| Текст для чтения |
......
Не успела я вымолвить слово, Андреев с Крючковым наперебой стали приглашать меня к импровизированному столу:
– Прасковья Николаевна! Посидите с нами, отдохните. Выпейте чуть-чуть.
Но, видимо, вид мой был настолько свиреп, что они вскочили со стульев и потихонечку стали пятиться к двери, произнося слова извинений.
Позже я поняла свою оплошность. Оказывается, букет для Петра Алейникова стоял в вазе, наполненной коньяком. Ничего не скажешь: хитрецы! Обвели меня всенародные любимцы вокруг пальца.
......
| Записи набора данных |
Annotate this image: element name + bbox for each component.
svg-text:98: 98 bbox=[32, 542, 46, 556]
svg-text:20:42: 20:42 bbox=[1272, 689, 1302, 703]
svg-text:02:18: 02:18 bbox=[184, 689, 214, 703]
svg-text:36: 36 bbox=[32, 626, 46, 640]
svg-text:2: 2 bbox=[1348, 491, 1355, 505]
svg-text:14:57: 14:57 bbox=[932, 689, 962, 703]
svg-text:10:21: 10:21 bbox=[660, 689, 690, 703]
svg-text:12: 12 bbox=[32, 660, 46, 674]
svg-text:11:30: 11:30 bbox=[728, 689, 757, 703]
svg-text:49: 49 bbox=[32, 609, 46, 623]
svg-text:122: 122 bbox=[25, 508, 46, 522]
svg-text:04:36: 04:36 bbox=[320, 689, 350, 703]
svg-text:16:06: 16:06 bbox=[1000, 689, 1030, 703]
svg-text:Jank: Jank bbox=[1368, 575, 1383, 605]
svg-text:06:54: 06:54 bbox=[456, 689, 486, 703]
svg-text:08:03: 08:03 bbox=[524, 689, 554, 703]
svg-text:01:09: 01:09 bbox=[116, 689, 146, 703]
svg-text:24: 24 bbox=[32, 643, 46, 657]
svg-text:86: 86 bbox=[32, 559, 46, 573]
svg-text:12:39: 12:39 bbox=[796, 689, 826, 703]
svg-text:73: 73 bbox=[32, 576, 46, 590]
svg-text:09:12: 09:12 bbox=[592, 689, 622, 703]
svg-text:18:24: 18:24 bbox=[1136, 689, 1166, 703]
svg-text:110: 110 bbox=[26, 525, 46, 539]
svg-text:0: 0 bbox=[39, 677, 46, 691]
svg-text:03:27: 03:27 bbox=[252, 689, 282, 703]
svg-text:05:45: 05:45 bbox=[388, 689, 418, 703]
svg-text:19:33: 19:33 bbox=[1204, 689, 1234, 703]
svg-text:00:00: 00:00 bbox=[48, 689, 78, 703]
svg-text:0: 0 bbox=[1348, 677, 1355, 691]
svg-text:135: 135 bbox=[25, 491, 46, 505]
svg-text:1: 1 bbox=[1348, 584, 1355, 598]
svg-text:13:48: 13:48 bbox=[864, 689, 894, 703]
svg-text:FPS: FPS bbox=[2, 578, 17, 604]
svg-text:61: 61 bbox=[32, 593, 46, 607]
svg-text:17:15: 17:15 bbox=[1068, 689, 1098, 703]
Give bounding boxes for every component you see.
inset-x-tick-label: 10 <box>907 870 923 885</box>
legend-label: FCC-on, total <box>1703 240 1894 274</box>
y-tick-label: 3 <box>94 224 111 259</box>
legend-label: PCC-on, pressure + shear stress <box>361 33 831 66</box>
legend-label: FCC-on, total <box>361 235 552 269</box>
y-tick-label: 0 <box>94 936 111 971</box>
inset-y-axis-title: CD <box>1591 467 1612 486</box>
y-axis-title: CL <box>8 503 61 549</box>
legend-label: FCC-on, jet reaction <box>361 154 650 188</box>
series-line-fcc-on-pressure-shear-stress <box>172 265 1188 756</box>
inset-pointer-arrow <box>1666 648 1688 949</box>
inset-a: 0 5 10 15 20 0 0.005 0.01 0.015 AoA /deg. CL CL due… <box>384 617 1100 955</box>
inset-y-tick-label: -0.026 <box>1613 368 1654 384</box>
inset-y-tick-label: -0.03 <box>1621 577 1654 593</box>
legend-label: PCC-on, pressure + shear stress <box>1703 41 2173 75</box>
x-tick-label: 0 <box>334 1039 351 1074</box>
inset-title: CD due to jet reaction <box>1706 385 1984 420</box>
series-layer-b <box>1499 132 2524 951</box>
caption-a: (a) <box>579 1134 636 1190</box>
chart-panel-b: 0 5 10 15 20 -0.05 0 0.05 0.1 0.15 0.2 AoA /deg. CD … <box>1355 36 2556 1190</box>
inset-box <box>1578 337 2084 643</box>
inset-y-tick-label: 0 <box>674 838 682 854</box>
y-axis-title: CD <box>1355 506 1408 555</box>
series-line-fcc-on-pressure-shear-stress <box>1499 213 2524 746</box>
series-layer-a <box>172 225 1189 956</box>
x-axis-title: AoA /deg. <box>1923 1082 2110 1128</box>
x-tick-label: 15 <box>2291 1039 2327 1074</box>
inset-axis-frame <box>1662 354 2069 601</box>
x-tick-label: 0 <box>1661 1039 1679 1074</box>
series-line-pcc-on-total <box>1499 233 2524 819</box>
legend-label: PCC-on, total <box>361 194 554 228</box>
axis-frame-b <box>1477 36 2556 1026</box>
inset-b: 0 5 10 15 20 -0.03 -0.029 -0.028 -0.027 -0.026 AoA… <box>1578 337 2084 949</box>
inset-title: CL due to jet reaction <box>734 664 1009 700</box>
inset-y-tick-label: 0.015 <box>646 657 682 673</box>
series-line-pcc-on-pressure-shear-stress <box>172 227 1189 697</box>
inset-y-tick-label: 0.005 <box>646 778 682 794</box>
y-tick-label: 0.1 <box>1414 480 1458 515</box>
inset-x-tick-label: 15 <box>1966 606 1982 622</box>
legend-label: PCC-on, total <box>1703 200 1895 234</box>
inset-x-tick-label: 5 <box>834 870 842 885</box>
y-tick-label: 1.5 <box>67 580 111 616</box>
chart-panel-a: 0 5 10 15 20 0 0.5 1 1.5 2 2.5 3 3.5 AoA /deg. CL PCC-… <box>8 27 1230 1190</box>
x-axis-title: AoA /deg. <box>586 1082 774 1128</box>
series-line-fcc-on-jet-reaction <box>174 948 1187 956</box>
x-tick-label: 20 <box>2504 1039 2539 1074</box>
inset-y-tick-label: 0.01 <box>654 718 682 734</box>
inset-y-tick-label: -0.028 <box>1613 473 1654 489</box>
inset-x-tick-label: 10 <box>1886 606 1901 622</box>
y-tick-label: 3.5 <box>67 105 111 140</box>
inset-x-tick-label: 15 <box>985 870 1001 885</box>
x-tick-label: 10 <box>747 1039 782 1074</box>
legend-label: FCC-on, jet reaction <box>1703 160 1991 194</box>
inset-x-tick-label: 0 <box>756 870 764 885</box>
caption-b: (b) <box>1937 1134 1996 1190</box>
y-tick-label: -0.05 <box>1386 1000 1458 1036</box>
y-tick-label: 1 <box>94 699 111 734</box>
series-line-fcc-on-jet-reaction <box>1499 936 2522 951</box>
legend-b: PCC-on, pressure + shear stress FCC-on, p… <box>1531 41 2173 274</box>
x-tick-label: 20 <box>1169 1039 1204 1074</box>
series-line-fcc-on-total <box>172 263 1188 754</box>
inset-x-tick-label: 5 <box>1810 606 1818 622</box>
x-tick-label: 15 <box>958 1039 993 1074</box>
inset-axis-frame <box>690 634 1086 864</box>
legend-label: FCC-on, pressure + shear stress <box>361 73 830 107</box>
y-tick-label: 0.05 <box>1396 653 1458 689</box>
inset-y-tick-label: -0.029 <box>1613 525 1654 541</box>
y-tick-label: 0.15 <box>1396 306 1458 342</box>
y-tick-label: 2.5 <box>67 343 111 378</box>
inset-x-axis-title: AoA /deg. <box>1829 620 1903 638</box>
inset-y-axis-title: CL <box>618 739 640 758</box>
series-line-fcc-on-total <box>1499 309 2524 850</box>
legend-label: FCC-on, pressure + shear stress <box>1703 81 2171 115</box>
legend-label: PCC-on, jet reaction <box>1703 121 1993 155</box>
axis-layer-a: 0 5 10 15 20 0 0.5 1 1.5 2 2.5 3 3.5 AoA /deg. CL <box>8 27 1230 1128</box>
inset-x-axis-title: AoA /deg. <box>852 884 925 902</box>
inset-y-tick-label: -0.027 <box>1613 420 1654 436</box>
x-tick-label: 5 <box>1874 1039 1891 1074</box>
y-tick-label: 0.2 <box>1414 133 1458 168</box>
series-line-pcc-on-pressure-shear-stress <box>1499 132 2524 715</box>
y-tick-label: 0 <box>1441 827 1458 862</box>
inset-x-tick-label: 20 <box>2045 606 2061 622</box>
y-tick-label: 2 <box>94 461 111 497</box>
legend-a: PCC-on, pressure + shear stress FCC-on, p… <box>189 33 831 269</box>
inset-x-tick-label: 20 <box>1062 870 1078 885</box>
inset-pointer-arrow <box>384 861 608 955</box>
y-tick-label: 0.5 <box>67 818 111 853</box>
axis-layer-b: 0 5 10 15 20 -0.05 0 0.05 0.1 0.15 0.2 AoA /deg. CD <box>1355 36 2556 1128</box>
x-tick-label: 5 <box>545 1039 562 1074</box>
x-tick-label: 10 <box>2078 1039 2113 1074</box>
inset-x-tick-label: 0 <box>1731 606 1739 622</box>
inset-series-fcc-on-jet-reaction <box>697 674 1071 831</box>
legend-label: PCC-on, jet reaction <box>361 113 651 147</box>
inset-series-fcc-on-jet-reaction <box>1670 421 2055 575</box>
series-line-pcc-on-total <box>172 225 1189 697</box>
......
| Условие задания |
Приведите весь текст для чтения дословно, не меняя в нем ни знака. Работайте только с текстом для чтения.

| Письменный ответ |
Не успела я вымолвить слово, Андреев с Крючковым наперебой стали приглашать меня к импровизированному столу:
– Прасковья Николаевна! Посидите с нами, отдохните. Выпейте чуть-чуть.
Но, видимо, вид мой был настолько свиреп, что они вскочили со стульев и потихонечку стали пятиться к двери, произнося слова извинений.
Позже я поняла свою оплошность. Оказывается, букет для Петра Алейникова стоял в вазе, наполненной коньяком. Ничего не скажешь: хитрецы! Обвели меня всенародные любимцы вокруг пальца.